======== Source records ========

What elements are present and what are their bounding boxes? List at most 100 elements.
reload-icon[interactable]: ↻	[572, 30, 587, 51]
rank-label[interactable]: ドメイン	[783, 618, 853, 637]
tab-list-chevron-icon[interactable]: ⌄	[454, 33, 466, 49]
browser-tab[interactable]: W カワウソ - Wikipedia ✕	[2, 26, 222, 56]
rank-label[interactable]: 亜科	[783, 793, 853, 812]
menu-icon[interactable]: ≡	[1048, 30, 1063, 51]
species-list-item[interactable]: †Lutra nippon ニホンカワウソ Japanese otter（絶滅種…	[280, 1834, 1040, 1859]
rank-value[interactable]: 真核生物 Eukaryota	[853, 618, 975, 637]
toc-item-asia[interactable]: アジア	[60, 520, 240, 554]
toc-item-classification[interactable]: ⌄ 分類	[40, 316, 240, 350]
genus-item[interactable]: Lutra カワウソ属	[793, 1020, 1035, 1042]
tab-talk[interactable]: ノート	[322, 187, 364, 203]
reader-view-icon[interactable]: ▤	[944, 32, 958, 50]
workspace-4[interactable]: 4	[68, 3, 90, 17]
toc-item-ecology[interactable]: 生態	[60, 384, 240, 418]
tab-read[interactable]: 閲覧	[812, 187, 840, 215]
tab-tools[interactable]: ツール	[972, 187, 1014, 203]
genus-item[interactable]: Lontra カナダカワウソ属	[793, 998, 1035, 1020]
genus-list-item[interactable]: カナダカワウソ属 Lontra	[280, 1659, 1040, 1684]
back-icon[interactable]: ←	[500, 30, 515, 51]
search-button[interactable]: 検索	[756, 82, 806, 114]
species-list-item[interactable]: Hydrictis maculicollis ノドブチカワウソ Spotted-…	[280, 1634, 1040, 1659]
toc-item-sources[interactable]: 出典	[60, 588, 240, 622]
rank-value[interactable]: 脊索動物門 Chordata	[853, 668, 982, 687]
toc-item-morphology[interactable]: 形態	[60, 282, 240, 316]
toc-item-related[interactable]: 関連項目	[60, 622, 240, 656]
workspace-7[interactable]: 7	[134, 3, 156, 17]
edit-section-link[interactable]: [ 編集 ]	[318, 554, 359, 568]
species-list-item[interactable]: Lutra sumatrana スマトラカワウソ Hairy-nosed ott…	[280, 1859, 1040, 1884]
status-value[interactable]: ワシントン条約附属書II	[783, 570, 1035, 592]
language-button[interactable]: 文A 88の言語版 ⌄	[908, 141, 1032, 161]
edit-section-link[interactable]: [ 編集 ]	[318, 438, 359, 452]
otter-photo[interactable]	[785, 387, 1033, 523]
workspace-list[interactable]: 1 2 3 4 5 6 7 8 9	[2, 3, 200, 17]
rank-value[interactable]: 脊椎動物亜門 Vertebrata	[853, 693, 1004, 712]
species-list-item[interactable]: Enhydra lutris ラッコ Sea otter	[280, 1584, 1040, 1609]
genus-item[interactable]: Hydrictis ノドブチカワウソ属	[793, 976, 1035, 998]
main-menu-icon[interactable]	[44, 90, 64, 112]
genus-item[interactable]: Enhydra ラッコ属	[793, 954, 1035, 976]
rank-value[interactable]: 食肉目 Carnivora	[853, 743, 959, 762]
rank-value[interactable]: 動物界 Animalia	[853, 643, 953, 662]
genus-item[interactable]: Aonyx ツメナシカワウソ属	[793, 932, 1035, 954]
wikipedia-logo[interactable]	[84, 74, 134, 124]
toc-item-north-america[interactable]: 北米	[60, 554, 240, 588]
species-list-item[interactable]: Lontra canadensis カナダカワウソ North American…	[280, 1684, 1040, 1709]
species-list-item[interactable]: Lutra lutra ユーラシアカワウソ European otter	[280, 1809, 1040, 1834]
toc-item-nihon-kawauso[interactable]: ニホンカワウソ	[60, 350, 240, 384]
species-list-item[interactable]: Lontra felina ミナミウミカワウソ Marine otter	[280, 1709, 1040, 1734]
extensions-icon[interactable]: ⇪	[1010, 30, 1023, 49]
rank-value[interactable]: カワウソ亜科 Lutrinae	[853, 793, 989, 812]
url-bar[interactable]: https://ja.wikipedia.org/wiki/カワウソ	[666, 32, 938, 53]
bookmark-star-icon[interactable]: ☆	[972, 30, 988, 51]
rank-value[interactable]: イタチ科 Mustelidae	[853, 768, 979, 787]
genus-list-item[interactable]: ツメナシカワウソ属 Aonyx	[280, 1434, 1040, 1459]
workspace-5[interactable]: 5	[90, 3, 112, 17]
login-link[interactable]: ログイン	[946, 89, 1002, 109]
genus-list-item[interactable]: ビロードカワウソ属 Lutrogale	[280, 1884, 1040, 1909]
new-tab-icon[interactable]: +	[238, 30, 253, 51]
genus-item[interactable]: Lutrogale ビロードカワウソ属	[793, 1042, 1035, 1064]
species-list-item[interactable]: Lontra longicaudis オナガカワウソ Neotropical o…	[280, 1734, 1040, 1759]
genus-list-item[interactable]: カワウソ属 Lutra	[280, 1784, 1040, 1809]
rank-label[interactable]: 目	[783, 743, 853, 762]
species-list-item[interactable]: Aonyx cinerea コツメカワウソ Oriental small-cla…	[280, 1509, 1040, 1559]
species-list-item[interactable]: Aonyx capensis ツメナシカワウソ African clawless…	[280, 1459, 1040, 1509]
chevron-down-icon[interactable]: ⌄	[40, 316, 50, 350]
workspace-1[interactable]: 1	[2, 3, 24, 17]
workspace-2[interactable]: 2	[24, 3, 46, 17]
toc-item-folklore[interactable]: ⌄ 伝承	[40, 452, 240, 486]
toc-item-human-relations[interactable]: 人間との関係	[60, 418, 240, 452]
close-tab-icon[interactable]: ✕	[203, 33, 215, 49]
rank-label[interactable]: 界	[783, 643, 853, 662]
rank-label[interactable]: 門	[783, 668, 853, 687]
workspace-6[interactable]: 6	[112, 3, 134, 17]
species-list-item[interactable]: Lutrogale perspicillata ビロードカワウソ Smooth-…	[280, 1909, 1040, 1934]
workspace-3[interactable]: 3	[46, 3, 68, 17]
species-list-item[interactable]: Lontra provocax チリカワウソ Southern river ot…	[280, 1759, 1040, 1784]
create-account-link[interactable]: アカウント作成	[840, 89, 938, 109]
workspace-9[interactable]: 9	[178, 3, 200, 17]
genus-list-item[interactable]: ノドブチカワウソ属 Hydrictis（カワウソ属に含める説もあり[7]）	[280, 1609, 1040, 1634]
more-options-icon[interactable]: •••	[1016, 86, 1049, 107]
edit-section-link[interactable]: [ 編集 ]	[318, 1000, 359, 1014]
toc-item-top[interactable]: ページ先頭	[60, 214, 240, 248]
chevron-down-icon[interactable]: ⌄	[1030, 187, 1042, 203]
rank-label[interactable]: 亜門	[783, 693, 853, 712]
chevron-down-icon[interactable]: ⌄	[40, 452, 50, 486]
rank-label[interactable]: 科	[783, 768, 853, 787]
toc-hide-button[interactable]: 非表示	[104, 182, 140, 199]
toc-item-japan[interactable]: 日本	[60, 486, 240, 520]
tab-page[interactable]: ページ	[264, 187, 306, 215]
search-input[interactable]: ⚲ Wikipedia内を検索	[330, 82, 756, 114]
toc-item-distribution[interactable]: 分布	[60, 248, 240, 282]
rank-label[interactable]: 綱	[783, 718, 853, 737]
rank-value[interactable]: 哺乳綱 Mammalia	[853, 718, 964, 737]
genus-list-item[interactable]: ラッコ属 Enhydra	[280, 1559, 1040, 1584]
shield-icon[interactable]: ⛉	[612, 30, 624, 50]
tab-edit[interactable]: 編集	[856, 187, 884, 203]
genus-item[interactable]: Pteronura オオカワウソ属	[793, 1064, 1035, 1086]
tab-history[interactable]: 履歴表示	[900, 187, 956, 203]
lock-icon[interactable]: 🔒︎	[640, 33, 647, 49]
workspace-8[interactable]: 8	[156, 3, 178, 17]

========

= Exercise description =
Please print the records from their first line through the line with "998, 1035, 1020]", keeping both of those lines and changing nothing.

= Complete answer =
What elements are present and what are their bounding boxes? List at most 100 elements.
reload-icon[interactable]: ↻	[572, 30, 587, 51]
rank-label[interactable]: ドメイン	[783, 618, 853, 637]
tab-list-chevron-icon[interactable]: ⌄	[454, 33, 466, 49]
browser-tab[interactable]: W カワウソ - Wikipedia ✕	[2, 26, 222, 56]
rank-label[interactable]: 亜科	[783, 793, 853, 812]
menu-icon[interactable]: ≡	[1048, 30, 1063, 51]
species-list-item[interactable]: †Lutra nippon ニホンカワウソ Japanese otter（絶滅種…	[280, 1834, 1040, 1859]
rank-value[interactable]: 真核生物 Eukaryota	[853, 618, 975, 637]
toc-item-asia[interactable]: アジア	[60, 520, 240, 554]
toc-item-classification[interactable]: ⌄ 分類	[40, 316, 240, 350]
genus-item[interactable]: Lutra カワウソ属	[793, 1020, 1035, 1042]
tab-talk[interactable]: ノート	[322, 187, 364, 203]
reader-view-icon[interactable]: ▤	[944, 32, 958, 50]
workspace-4[interactable]: 4	[68, 3, 90, 17]
toc-item-ecology[interactable]: 生態	[60, 384, 240, 418]
tab-read[interactable]: 閲覧	[812, 187, 840, 215]
tab-tools[interactable]: ツール	[972, 187, 1014, 203]
genus-item[interactable]: Lontra カナダカワウソ属	[793, 998, 1035, 1020]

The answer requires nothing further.